Records about charts and figures:
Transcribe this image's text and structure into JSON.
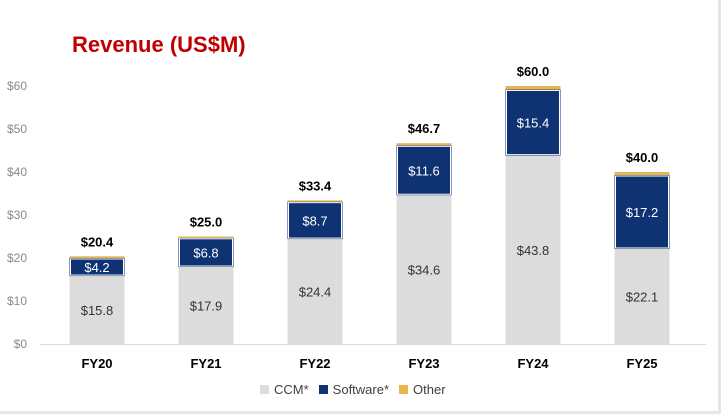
{
  "chart_data": {
    "type": "bar",
    "stacked": true,
    "title": "Revenue (US$M)",
    "categories": [
      "FY20",
      "FY21",
      "FY22",
      "FY23",
      "FY24",
      "FY25"
    ],
    "series": [
      {
        "name": "CCM*",
        "color": "#dcdcdc",
        "values": [
          15.8,
          17.9,
          24.4,
          34.6,
          43.8,
          22.1
        ],
        "labels": [
          "$15.8",
          "$17.9",
          "$24.4",
          "$34.6",
          "$43.8",
          "$22.1"
        ]
      },
      {
        "name": "Software*",
        "color": "#0e3272",
        "values": [
          4.2,
          6.8,
          8.7,
          11.6,
          15.4,
          17.2
        ],
        "labels": [
          "$4.2",
          "$6.8",
          "$8.7",
          "$11.6",
          "$15.4",
          "$17.2"
        ]
      },
      {
        "name": "Other",
        "color": "#e8b54a",
        "values": [
          0.4,
          0.3,
          0.3,
          0.5,
          0.8,
          0.7
        ],
        "labels": [
          "",
          "",
          "",
          "",
          "",
          ""
        ]
      }
    ],
    "totals": [
      "$20.4",
      "$25.0",
      "$33.4",
      "$46.7",
      "$60.0",
      "$40.0"
    ],
    "y_ticks": [
      0,
      10,
      20,
      30,
      40,
      50,
      60
    ],
    "y_tick_labels": [
      "$0",
      "$10",
      "$20",
      "$30",
      "$40",
      "$50",
      "$60"
    ],
    "ylim": [
      0,
      60
    ],
    "xlabel": "",
    "ylabel": "",
    "legend_position": "bottom"
  }
}
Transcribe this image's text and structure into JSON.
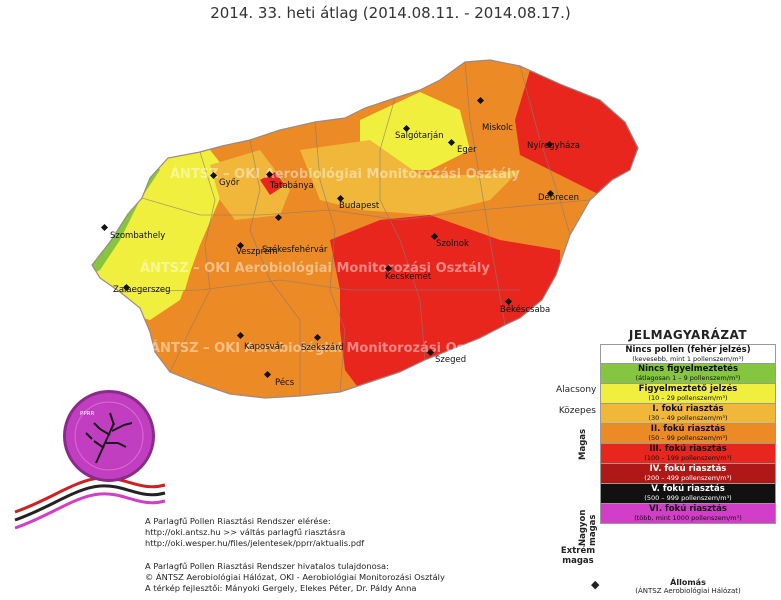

◆ **WHAT IS EXPECTED**:
The pictures should not appear in the copy; every other part of the records above must be returned exactly.

◆ **REPLY**:
Transcribe this image's text and structure into JSON.
{
  "chart_data": {
    "type": "bar",
    "stacked": true,
    "title": "Revenue (US$M)",
    "categories": [
      "FY20",
      "FY21",
      "FY22",
      "FY23",
      "FY24",
      "FY25"
    ],
    "series": [
      {
        "name": "CCM*",
        "color": "#dcdcdc",
        "values": [
          15.8,
          17.9,
          24.4,
          34.6,
          43.8,
          22.1
        ],
        "labels": [
          "$15.8",
          "$17.9",
          "$24.4",
          "$34.6",
          "$43.8",
          "$22.1"
        ]
      },
      {
        "name": "Software*",
        "color": "#0e3272",
        "values": [
          4.2,
          6.8,
          8.7,
          11.6,
          15.4,
          17.2
        ],
        "labels": [
          "$4.2",
          "$6.8",
          "$8.7",
          "$11.6",
          "$15.4",
          "$17.2"
        ]
      },
      {
        "name": "Other",
        "color": "#e8b54a",
        "values": [
          0.4,
          0.3,
          0.3,
          0.5,
          0.8,
          0.7
        ],
        "labels": [
          "",
          "",
          "",
          "",
          "",
          ""
        ]
      }
    ],
    "totals": [
      "$20.4",
      "$25.0",
      "$33.4",
      "$46.7",
      "$60.0",
      "$40.0"
    ],
    "y_ticks": [
      0,
      10,
      20,
      30,
      40,
      50,
      60
    ],
    "y_tick_labels": [
      "$0",
      "$10",
      "$20",
      "$30",
      "$40",
      "$50",
      "$60"
    ],
    "ylim": [
      0,
      60
    ],
    "xlabel": "",
    "ylabel": "",
    "legend_position": "bottom"
  }
}
Transcribe this image's text and structure into JSON.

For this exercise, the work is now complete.